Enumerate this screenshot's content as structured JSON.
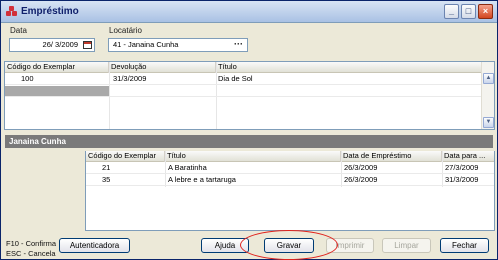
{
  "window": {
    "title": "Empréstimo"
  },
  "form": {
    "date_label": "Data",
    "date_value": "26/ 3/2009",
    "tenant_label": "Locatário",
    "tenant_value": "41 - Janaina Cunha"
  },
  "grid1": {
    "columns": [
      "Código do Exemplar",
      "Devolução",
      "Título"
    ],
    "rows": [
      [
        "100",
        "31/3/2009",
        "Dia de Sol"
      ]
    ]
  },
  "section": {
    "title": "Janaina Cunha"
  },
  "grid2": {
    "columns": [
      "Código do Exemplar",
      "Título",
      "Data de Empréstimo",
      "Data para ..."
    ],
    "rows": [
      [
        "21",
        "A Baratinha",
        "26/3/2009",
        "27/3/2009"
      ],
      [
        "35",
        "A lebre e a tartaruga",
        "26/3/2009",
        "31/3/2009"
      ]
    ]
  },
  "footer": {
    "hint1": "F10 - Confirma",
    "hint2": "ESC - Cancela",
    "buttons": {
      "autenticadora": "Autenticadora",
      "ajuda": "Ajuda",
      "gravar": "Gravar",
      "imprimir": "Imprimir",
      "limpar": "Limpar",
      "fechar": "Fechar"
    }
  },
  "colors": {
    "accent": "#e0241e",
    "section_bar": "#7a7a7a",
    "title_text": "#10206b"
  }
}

----------------

Task requirements:
Every line above should be returned word for word, with the pictures left behind.

Response to the exercise:
Enumerate this screenshot's content as structured JSON.
{
  "window": {
    "title": "Empréstimo"
  },
  "form": {
    "date_label": "Data",
    "date_value": "26/ 3/2009",
    "tenant_label": "Locatário",
    "tenant_value": "41 - Janaina Cunha"
  },
  "grid1": {
    "columns": [
      "Código do Exemplar",
      "Devolução",
      "Título"
    ],
    "rows": [
      [
        "100",
        "31/3/2009",
        "Dia de Sol"
      ]
    ]
  },
  "section": {
    "title": "Janaina Cunha"
  },
  "grid2": {
    "columns": [
      "Código do Exemplar",
      "Título",
      "Data de Empréstimo",
      "Data para ..."
    ],
    "rows": [
      [
        "21",
        "A Baratinha",
        "26/3/2009",
        "27/3/2009"
      ],
      [
        "35",
        "A lebre e a tartaruga",
        "26/3/2009",
        "31/3/2009"
      ]
    ]
  },
  "footer": {
    "hint1": "F10 - Confirma",
    "hint2": "ESC - Cancela",
    "buttons": {
      "autenticadora": "Autenticadora",
      "ajuda": "Ajuda",
      "gravar": "Gravar",
      "imprimir": "Imprimir",
      "limpar": "Limpar",
      "fechar": "Fechar"
    }
  },
  "colors": {
    "accent": "#e0241e",
    "section_bar": "#7a7a7a",
    "title_text": "#10206b"
  }
}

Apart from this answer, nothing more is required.